In doing some research, reading some reviews, and seeking some opinions, I have narrowed it down to two tires.

Hankook Ventus V12


I am using Yokohama S.drives on the 20" set-up I am running right now. I have no big complaints at this time, so maybe I will stick with something I know... However, the Hankooks have been recipient to some high praise and are a bit cheaper than the S.drives. The final decision will likely be made at some point this week...

Stay tuned.

Saturday, February 26, 2011

My Z33...

I have mentioned my 350Z a few times up to this point and I'm sure I will reference it again in future posts. Thus, I thought it might be appropriate to provide a few pictures of the car that brought me so much enjoyment...

Before the modifying began...

After some modding...

Authentic INGS+1 Sport Rear Half Spoiler & Fujitsubo Legalis-R Exhaust

Mercury Silver TE37's & StopTech 4-Wheel Big brake Kit

Authentic INGS+1 LX Sport Sideskirts

Authentic Powerhouse Amuse Front Bumper

Custom set of Recaro Speed 'S' Seats

JL Audio Amplifiers, Speakers, and Subwoofers

Thursday, February 24, 2011

THEFT, UNEQUIVOCALLY: The Authentic/Replica Debate...

▶ Written request A
Edit the Collection entries by starting at the line that has "201, 141, 207]" and stopping after the line that has "133, 515, 138]", writing out only those lines with "halo-speck" changed to "glow-speck" and nothing else altered.

▶ Collection entries
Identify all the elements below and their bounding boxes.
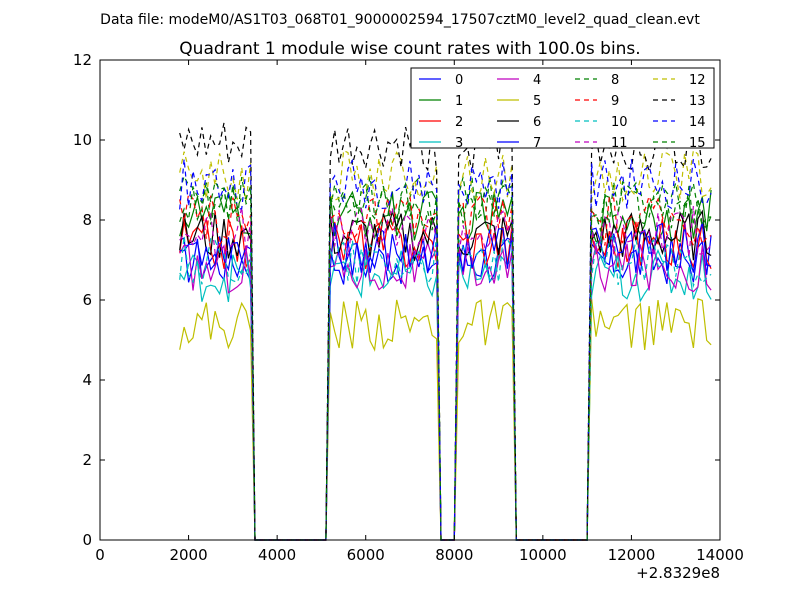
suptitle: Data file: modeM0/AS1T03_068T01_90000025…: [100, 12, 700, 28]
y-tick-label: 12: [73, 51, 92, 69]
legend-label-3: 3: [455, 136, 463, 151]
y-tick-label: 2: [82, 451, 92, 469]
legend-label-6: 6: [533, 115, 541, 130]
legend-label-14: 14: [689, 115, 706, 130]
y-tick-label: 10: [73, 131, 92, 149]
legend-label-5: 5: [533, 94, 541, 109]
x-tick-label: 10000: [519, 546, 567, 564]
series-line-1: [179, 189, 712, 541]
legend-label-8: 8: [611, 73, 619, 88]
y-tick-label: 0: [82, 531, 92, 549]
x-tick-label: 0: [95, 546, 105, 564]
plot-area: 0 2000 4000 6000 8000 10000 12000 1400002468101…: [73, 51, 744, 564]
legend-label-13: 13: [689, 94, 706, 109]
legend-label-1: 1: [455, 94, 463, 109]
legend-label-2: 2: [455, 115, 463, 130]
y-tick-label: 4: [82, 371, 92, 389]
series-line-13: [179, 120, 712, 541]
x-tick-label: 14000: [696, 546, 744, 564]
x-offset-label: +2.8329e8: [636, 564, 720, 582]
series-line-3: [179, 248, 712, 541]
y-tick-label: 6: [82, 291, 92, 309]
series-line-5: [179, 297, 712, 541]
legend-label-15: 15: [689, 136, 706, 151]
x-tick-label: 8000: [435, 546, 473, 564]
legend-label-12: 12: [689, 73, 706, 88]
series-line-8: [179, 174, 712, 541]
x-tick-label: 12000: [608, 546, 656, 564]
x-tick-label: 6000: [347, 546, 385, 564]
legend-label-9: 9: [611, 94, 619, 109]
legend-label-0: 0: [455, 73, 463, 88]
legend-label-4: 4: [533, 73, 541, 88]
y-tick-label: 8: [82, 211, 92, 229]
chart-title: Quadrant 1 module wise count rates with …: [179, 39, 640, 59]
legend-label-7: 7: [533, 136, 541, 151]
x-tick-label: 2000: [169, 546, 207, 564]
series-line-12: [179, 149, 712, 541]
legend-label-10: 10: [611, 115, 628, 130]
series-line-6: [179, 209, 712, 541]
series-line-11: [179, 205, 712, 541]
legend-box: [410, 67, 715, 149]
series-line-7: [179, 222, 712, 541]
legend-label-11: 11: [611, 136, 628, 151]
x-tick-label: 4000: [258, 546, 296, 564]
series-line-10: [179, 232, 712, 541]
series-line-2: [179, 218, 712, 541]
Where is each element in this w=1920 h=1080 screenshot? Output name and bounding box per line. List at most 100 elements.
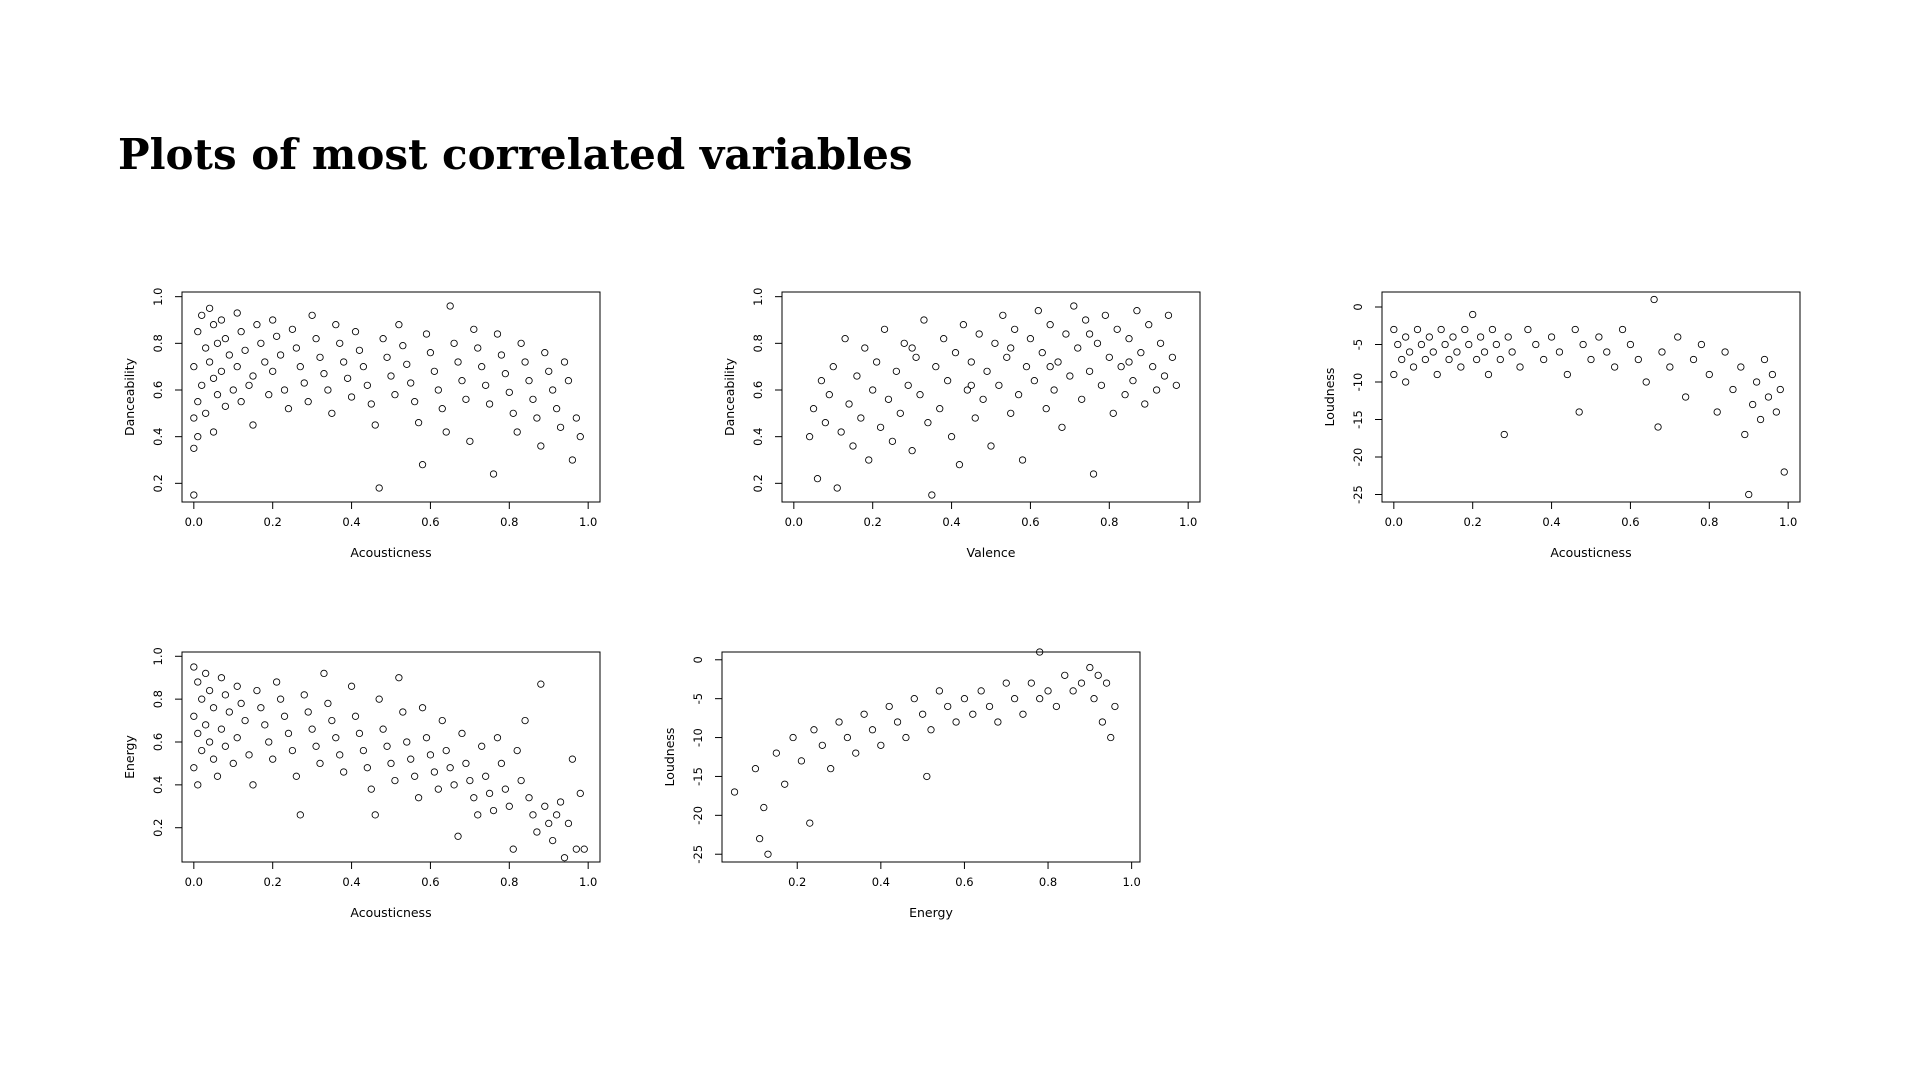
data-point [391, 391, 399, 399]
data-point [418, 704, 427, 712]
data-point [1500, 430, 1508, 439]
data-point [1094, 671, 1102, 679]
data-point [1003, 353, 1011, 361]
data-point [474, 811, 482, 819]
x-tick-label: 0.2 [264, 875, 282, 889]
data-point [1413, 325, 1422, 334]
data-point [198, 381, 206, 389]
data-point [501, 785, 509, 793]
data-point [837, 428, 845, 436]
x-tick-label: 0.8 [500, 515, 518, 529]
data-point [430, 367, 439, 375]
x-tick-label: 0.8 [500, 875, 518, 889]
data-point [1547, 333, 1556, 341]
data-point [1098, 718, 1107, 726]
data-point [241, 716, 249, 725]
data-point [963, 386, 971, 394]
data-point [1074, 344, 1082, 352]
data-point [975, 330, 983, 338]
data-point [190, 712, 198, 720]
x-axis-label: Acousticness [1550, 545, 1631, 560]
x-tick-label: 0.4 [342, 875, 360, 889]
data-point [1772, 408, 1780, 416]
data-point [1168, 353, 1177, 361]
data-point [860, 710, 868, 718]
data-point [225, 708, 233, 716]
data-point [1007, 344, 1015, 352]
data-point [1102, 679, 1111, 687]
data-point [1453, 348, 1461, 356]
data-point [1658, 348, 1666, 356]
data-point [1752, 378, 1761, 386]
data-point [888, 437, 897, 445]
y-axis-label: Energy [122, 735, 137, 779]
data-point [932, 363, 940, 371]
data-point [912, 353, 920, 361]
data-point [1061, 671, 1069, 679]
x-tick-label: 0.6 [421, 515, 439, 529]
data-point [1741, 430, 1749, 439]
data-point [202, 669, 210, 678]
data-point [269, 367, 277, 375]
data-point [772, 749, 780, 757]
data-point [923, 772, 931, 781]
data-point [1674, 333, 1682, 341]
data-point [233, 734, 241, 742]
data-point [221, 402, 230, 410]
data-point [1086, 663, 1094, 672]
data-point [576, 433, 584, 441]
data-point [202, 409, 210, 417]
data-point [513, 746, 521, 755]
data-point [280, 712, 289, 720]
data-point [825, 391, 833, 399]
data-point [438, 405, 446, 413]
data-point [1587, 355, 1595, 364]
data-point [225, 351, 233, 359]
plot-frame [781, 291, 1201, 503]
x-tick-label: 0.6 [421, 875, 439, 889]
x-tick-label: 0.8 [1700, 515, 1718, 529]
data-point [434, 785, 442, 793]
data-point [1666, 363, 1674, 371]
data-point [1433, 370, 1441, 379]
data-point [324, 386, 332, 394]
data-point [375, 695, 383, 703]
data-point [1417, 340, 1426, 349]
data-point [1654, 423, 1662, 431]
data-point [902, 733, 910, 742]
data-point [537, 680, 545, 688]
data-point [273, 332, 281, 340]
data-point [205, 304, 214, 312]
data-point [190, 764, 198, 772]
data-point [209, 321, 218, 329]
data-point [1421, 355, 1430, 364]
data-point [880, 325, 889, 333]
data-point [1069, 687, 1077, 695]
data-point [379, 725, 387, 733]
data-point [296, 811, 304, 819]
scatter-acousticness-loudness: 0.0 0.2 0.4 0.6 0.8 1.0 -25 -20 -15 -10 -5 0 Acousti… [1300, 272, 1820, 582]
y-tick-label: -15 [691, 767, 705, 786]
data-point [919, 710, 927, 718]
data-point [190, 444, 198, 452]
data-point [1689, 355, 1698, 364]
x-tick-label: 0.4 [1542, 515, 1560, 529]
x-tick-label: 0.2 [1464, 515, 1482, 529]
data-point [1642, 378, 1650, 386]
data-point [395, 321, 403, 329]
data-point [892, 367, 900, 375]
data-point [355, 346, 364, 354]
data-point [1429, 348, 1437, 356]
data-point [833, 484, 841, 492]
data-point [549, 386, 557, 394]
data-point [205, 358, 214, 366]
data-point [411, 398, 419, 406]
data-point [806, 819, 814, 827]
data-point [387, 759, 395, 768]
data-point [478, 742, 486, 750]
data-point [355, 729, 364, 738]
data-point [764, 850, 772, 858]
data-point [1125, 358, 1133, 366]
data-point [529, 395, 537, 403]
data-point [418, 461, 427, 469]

--

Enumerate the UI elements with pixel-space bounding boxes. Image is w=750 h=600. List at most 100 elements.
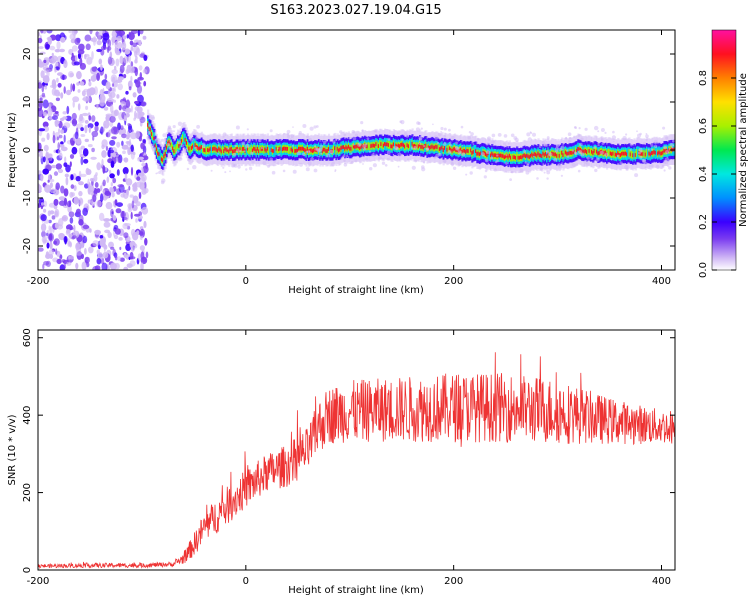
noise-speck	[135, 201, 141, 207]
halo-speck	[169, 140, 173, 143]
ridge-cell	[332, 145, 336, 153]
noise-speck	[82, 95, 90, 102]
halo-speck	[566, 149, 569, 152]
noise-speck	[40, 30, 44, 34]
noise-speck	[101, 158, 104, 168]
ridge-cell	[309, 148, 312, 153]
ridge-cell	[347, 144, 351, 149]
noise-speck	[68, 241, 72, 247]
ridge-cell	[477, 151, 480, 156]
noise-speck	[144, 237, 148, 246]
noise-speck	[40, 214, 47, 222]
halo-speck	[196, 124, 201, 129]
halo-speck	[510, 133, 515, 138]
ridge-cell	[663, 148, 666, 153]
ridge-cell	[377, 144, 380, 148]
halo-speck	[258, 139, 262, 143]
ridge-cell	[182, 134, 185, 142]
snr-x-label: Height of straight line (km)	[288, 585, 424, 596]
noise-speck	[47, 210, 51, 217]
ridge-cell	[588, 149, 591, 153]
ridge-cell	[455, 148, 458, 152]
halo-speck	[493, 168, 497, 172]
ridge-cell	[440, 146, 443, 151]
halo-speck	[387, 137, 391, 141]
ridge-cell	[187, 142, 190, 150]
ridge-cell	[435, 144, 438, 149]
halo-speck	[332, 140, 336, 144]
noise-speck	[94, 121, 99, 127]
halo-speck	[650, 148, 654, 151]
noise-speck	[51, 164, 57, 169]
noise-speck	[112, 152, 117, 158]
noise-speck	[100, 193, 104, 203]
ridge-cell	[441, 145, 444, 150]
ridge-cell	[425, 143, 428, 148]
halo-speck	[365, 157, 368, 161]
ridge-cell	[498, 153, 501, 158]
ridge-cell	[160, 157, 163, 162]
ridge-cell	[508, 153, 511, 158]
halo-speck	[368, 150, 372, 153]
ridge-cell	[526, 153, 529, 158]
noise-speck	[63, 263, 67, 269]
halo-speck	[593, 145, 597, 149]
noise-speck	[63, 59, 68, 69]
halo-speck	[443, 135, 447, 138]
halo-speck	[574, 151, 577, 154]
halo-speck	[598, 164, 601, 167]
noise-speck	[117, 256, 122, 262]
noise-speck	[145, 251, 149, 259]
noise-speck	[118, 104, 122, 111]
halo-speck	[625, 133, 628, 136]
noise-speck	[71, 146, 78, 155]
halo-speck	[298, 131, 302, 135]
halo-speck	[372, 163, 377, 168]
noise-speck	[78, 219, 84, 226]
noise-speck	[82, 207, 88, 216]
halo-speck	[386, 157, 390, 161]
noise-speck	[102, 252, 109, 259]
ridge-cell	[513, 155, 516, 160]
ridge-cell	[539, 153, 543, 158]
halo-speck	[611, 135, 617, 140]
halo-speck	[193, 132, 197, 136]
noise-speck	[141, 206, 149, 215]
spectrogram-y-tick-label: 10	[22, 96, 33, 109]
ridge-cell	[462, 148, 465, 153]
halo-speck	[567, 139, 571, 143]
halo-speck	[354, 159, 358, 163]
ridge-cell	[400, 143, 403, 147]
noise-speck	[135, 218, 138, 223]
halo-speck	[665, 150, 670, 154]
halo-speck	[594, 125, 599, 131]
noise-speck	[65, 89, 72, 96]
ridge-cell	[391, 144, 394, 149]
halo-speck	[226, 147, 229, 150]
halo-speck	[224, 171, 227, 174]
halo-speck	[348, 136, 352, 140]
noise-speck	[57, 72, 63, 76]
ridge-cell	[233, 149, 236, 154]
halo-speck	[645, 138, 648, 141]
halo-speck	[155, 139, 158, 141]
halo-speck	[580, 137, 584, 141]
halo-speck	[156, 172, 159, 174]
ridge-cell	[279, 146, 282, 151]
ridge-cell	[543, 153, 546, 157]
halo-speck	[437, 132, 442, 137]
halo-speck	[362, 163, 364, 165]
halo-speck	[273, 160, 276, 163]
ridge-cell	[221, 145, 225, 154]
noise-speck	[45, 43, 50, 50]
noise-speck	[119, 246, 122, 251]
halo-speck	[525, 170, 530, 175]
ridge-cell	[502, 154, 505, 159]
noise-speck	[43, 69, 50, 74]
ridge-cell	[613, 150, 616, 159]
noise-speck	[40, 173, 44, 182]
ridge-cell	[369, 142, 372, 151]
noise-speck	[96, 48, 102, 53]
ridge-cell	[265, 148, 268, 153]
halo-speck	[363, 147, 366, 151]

▶ Written request B
In the car blog post, what tires is the writer running on the current 20" set-up?

▶ Exercise response A
noise-speck	[135, 201, 141, 207]
glow-speck	[169, 140, 173, 143]
ridge-cell	[332, 145, 336, 153]
noise-speck	[82, 95, 90, 102]
glow-speck	[566, 149, 569, 152]
noise-speck	[40, 30, 44, 34]
noise-speck	[101, 158, 104, 168]
ridge-cell	[309, 148, 312, 153]
ridge-cell	[347, 144, 351, 149]
noise-speck	[68, 241, 72, 247]
ridge-cell	[477, 151, 480, 156]
noise-speck	[144, 237, 148, 246]
noise-speck	[40, 214, 47, 222]
glow-speck	[196, 124, 201, 129]
glow-speck	[510, 133, 515, 138]

▶ Exercise response B
Yokohama S.drives.